- [Required action]:
In the entries below, count the lines holding "Zeitspanne". Reply with the number only.

Document page data
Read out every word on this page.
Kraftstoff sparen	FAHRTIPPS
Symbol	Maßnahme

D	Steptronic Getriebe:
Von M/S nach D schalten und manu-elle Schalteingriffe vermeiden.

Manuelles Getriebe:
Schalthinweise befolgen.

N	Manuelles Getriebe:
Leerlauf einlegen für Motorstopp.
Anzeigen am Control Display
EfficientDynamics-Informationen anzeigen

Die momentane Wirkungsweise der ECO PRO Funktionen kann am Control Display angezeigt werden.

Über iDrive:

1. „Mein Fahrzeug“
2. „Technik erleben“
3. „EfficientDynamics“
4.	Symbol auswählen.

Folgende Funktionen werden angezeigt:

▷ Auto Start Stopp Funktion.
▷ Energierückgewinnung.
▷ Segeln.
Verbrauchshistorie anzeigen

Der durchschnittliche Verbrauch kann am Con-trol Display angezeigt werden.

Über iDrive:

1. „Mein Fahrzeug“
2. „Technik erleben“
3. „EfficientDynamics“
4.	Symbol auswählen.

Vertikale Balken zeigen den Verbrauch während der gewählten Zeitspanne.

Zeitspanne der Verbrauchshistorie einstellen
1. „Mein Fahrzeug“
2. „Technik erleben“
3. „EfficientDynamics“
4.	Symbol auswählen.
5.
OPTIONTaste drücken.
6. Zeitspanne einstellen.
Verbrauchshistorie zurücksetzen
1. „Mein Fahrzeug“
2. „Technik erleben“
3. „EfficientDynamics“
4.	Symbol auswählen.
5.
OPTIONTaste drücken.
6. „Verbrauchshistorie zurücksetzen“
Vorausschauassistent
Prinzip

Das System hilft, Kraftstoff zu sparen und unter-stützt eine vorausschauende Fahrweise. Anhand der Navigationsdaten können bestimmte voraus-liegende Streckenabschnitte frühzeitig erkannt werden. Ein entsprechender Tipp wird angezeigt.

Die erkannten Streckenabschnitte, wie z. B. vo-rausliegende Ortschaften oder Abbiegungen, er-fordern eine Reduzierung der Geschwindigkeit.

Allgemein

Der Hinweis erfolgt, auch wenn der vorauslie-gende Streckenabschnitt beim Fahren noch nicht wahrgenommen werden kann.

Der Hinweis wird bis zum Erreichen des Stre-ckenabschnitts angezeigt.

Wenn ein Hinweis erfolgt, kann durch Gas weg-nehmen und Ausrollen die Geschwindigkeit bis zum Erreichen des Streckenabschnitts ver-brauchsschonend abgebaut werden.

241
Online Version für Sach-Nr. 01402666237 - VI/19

- [Written reply]:
3